Content starts

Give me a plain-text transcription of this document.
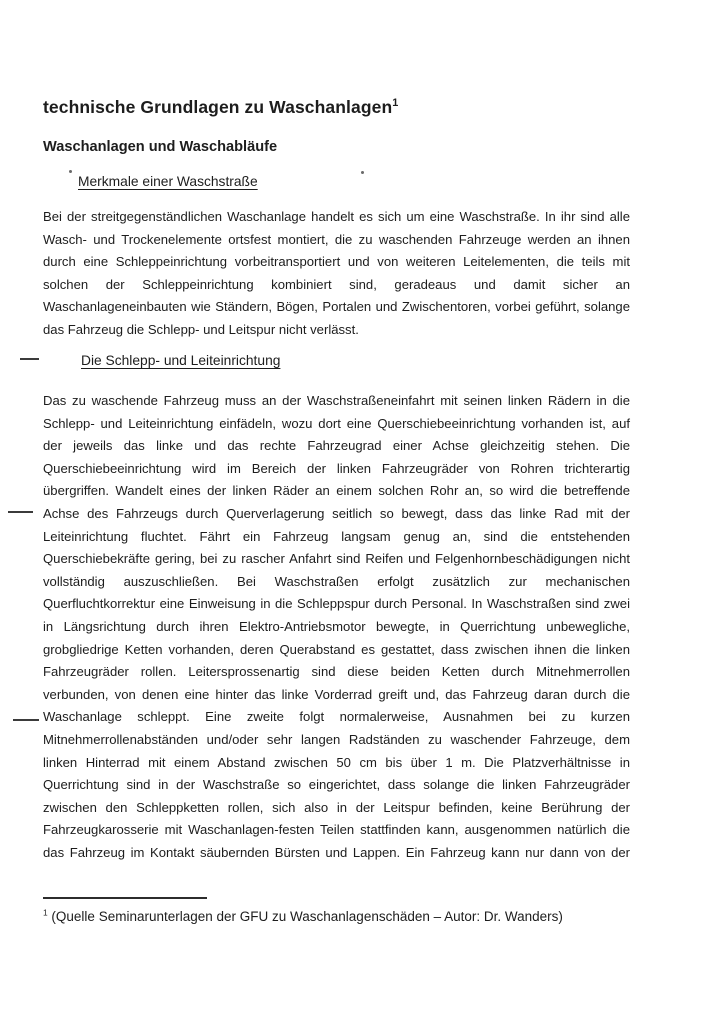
technische Grundlagen zu Waschanlagen$^1$
Waschanlagen und Waschabläufe
Merkmale einer Waschstraße
Bei der streitgegenständlichen Waschanlage handelt es sich um eine Waschstraße. In ihr sind alle
Wasch- und Trockenelemente ortsfest montiert, die zu waschenden Fahrzeuge werden an ihnen
durch eine Schleppeinrichtung vorbeitransportiert und von weiteren Leitelementen, die teils mit
solchen der Schleppeinrichtung kombiniert sind, geradeaus und damit sicher an
Waschanlageneinbauten wie Ständern, Bögen, Portalen und Zwischentoren, vorbei geführt, solange
das Fahrzeug die Schlepp- und Leitspur nicht verlässt.
Die Schlepp- und Leiteinrichtung
Das zu waschende Fahrzeug muss an der Waschstraßeneinfahrt mit seinen linken Rädern in die
Schlepp- und Leiteinrichtung einfädeln, wozu dort eine Querschiebeeinrichtung vorhanden ist, auf
der jeweils das linke und das rechte Fahrzeugrad einer Achse gleichzeitig stehen. Die
Querschiebeeinrichtung wird im Bereich der linken Fahrzeugräder von Rohren trichterartig
übergriffen. Wandelt eines der linken Räder an einem solchen Rohr an, so wird die betreffende
Achse des Fahrzeugs durch Querverlagerung seitlich so bewegt, dass das linke Rad mit der
Leiteinrichtung fluchtet. Fährt ein Fahrzeug langsam genug an, sind die entstehenden
Querschiebekräfte gering, bei zu rascher Anfahrt sind Reifen und Felgenhornbeschädigungen nicht
vollständig auszuschließen. Bei Waschstraßen erfolgt zusätzlich zur mechanischen
Querfluchtkorrektur eine Einweisung in die Schleppspur durch Personal. In Waschstraßen sind zwei
in Längsrichtung durch ihren Elektro-Antriebsmotor bewegte, in Querrichtung unbewegliche,
grobgliedrige Ketten vorhanden, deren Querabstand es gestattet, dass zwischen ihnen die linken
Fahrzeugräder rollen. Leitersprossenartig sind diese beiden Ketten durch Mitnehmerrollen
verbunden, von denen eine hinter das linke Vorderrad greift und, das Fahrzeug daran durch die
Waschanlage schleppt. Eine zweite folgt normalerweise, Ausnahmen bei zu kurzen
Mitnehmerrollenabständen und/oder sehr langen Radständen zu waschender Fahrzeuge, dem
linken Hinterrad mit einem Abstand zwischen 50 cm bis über 1 m. Die Platzverhältnisse in
Querrichtung sind in der Waschstraße so eingerichtet, dass solange die linken Fahrzeugräder
zwischen den Schleppketten rollen, sich also in der Leitspur befinden, keine Berührung der
Fahrzeugkarosserie mit Waschanlagen-festen Teilen stattfinden kann, ausgenommen natürlich die
das Fahrzeug im Kontakt säubernden Bürsten und Lappen. Ein Fahrzeug kann nur dann von der
$^1$ (Quelle Seminarunterlagen der GFU zu Waschanlagenschäden – Autor: Dr. Wanders)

Content ends

Activity:
Look through the data and gather every line with the string "dass" in it.

Result:
Achse des Fahrzeugs durch Querverlagerung seitlich so bewegt, dass das linke Rad mit der
grobgliedrige Ketten vorhanden, deren Querabstand es gestattet, dass zwischen ihnen die linken
Querrichtung sind in der Waschstraße so eingerichtet, dass solange die linken Fahrzeugräder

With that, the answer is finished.